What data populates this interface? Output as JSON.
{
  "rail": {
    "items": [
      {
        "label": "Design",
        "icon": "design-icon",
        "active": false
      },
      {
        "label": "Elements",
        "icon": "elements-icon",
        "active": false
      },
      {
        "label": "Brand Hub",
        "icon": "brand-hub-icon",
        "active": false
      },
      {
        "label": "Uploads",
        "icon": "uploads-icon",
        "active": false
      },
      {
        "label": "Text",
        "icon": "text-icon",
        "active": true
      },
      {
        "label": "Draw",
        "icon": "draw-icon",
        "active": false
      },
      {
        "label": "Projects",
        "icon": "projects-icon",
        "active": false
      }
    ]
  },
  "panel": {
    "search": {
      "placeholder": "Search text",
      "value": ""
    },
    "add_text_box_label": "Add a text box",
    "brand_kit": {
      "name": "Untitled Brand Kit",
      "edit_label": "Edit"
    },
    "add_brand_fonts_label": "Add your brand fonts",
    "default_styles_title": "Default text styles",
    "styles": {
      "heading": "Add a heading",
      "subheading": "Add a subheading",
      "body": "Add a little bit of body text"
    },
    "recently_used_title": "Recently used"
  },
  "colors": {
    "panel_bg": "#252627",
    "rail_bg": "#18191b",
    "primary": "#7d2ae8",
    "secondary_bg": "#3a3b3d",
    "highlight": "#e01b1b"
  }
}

════════════════

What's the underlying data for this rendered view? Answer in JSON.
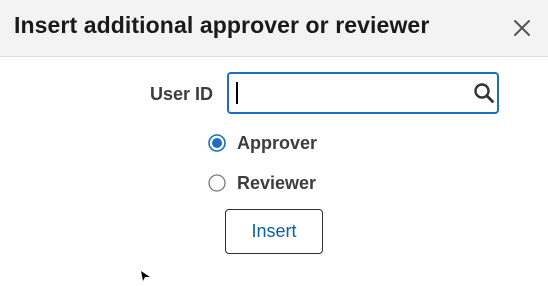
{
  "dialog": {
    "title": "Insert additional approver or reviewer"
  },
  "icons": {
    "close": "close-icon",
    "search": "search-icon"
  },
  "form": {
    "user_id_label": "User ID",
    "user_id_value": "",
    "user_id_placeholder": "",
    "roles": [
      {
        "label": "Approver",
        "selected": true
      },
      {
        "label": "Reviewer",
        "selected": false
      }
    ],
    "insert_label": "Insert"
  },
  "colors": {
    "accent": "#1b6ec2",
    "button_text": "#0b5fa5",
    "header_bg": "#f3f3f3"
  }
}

════════════════

> [Exercise task] Scan the listing above and identify each line holding the string "data"; copy every such line.

> [Answer to this task]
What data populates this interface? Output as JSON.
What's the underlying data for this rendered view? Answer in JSON.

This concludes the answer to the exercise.